What you will do
Give back exactly the lines from the one holding "What text is on this page?" to the bottom of the material, both included, and nothing more. No pictures.

Extracted data entries
◇ ◇ ◇ ◇
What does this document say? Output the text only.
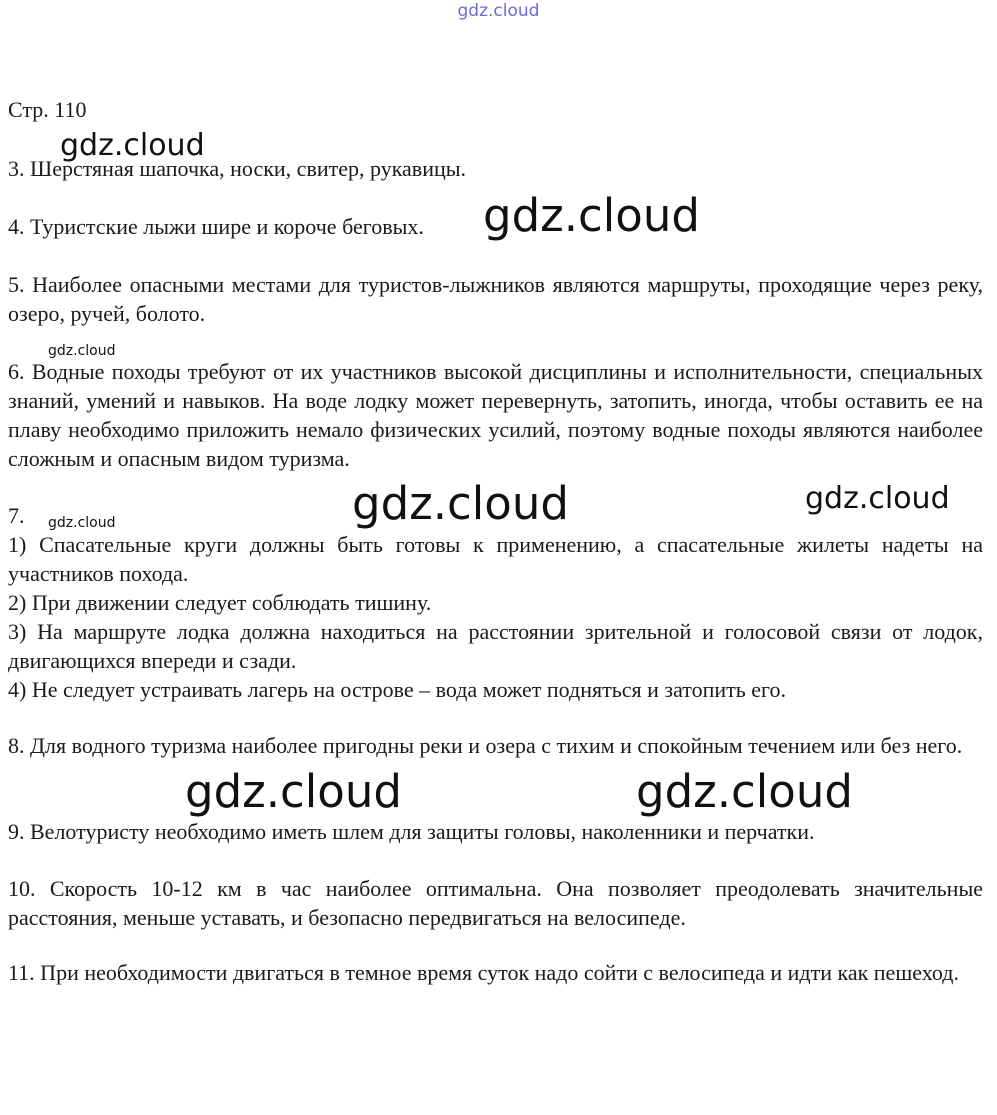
gdz.cloud
Стр. 110

3. Шерстяная шапочка, носки, свитер, рукавицы.

4. Туристские лыжи шире и короче беговых.

5. Наиболее опасными местами для туристов-лыжников являются маршруты, проходящие через реку, озеро, ручей, болото.

6. Водные походы требуют от их участников высокой дисциплины и исполнительности, специальных знаний, умений и навыков. На воде лодку может перевернуть, затопить, иногда, чтобы оставить ее на плаву необходимо приложить немало физических усилий, поэтому водные походы являются наиболее сложным и опасным видом туризма.

7.
1) Спасательные круги должны быть готовы к применению, а спасательные жилеты надеты на участников похода.
2) При движении следует соблюдать тишину.
3) На маршруте лодка должна находиться на расстоянии зрительной и голосовой связи от лодок, двигающихся впереди и сзади.
4) Не следует устраивать лагерь на острове – вода может подняться и затопить его.

8. Для водного туризма наиболее пригодны реки и озера с тихим и спокойным течением или без него.

9. Велотуристу необходимо иметь шлем для защиты головы, наколенники и перчатки.

10. Скорость 10-12 км в час наиболее оптимальна. Она позволяет преодолевать значительные расстояния, меньше уставать, и безопасно передвигаться на велосипеде.

11. При необходимости двигаться в темное время суток надо сойти с велосипеда и идти как пешеход.

gdz.cloud
gdz.cloud
gdz.cloud
gdz.cloud	gdz.cloud
gdz.cloud
gdz.cloud	gdz.cloud
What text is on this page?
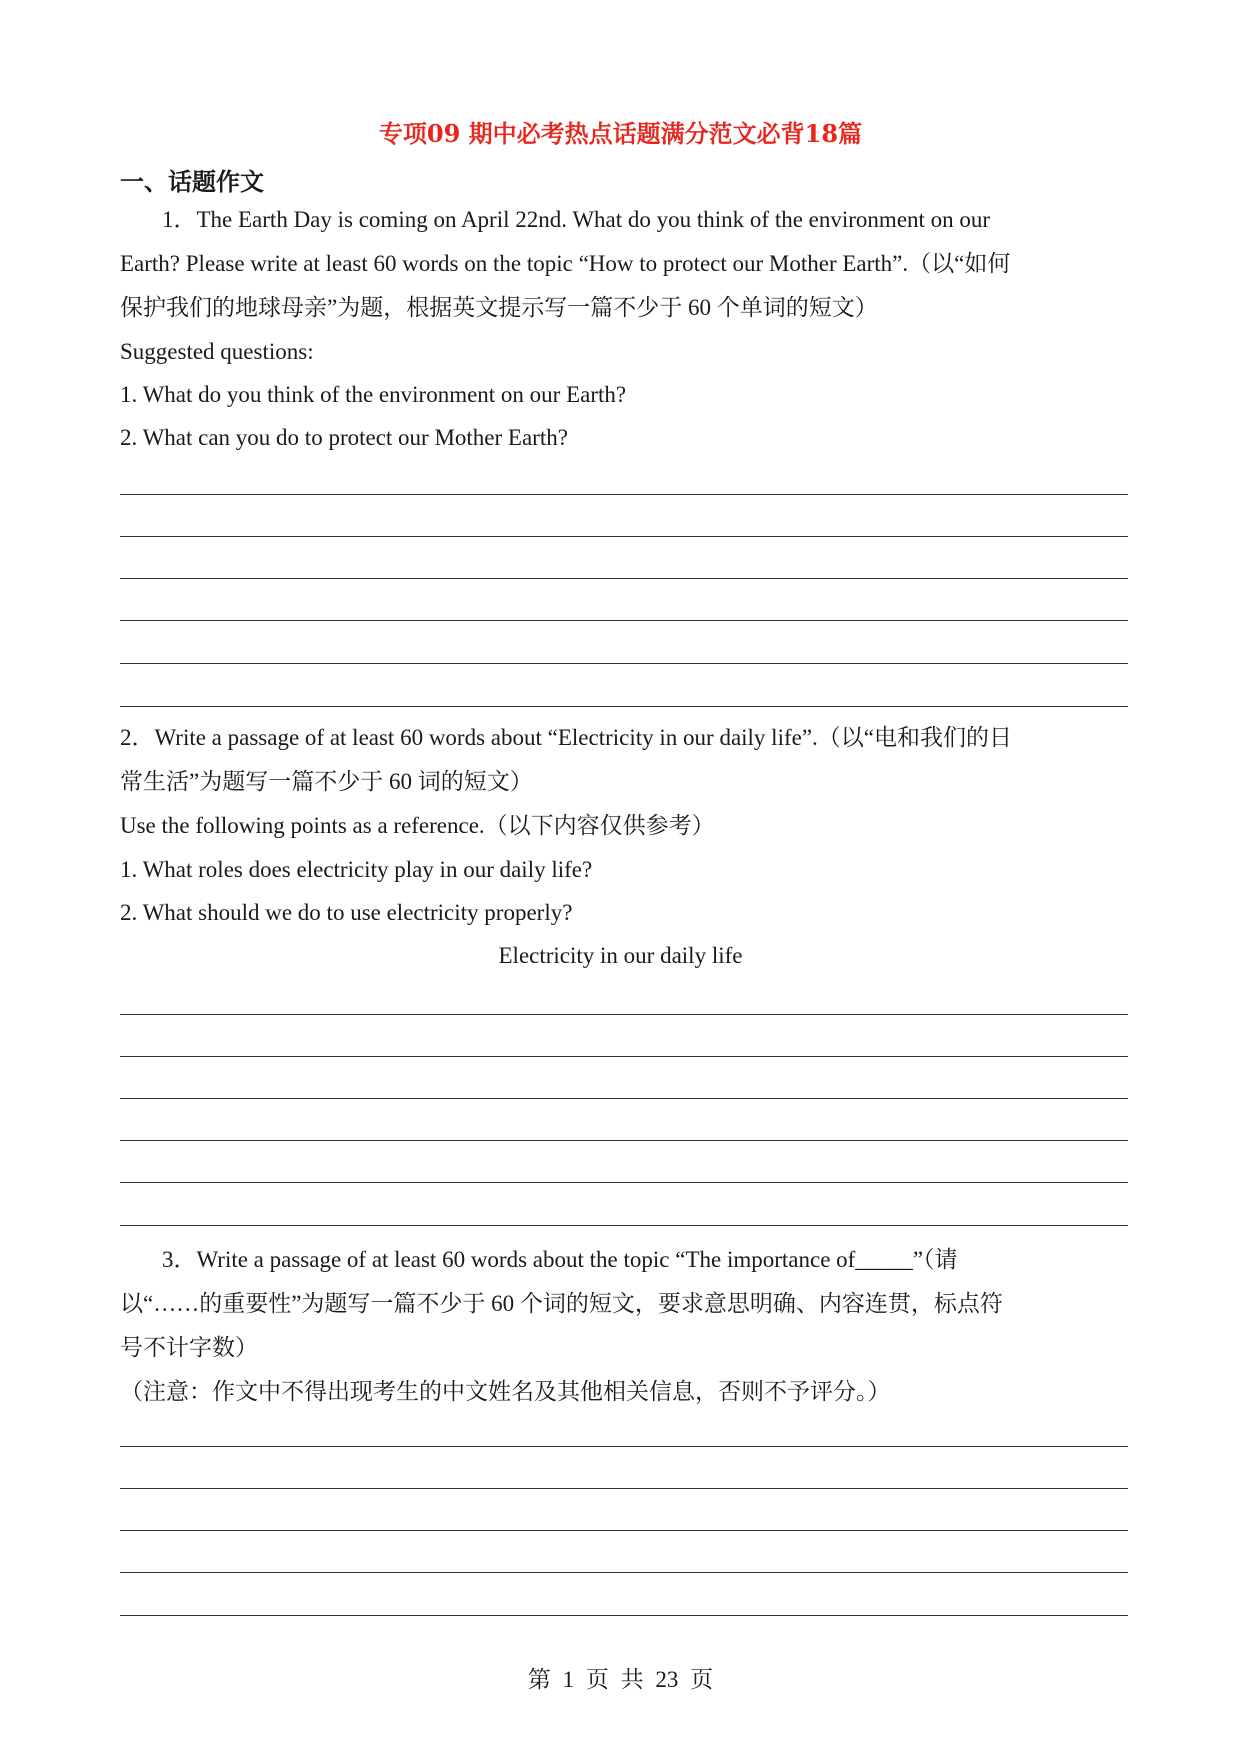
专项09 期中必考热点话题满分范文必背18篇
一、话题作文
1．The Earth Day is coming on April 22nd. What do you think of the environment on our
Earth? Please write at least 60 words on the topic “How to protect our Mother Earth”.（以“如何
保护我们的地球母亲”为题，根据英文提示写一篇不少于 60 个单词的短文）
Suggested questions:
1. What do you think of the environment on our Earth?
2. What can you do to protect our Mother Earth?
2．Write a passage of at least 60 words about “Electricity in our daily life”.（以“电和我们的日
常生活”为题写一篇不少于 60 词的短文）
Use the following points as a reference.（以下内容仅供参考）
1. What roles does electricity play in our daily life?
2. What should we do to use electricity properly?
Electricity in our daily life
3．Write a passage of at least 60 words about the topic “The importance of_____”（请
以“……的重要性”为题写一篇不少于 60 个词的短文，要求意思明确、内容连贯，标点符
号不计字数）
（注意：作文中不得出现考生的中文姓名及其他相关信息，否则不予评分。）
第 1 页 共 23 页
◇ ◇ ◇ ◇
Result of this task
What text is on this page?
专项09 期中必考热点话题满分范文必背18篇
一、话题作文
1．The Earth Day is coming on April 22nd. What do you think of the environment on our
Earth? Please write at least 60 words on the topic “How to protect our Mother Earth”.（以“如何
保护我们的地球母亲”为题，根据英文提示写一篇不少于 60 个单词的短文）
Suggested questions:
1. What do you think of the environment on our Earth?
2. What can you do to protect our Mother Earth?
2．Write a passage of at least 60 words about “Electricity in our daily life”.（以“电和我们的日
常生活”为题写一篇不少于 60 词的短文）
Use the following points as a reference.（以下内容仅供参考）
1. What roles does electricity play in our daily life?
2. What should we do to use electricity properly?
Electricity in our daily life
3．Write a passage of at least 60 words about the topic “The importance of_____”（请
以“……的重要性”为题写一篇不少于 60 个词的短文，要求意思明确、内容连贯，标点符
号不计字数）
（注意：作文中不得出现考生的中文姓名及其他相关信息，否则不予评分。）
第 1 页 共 23 页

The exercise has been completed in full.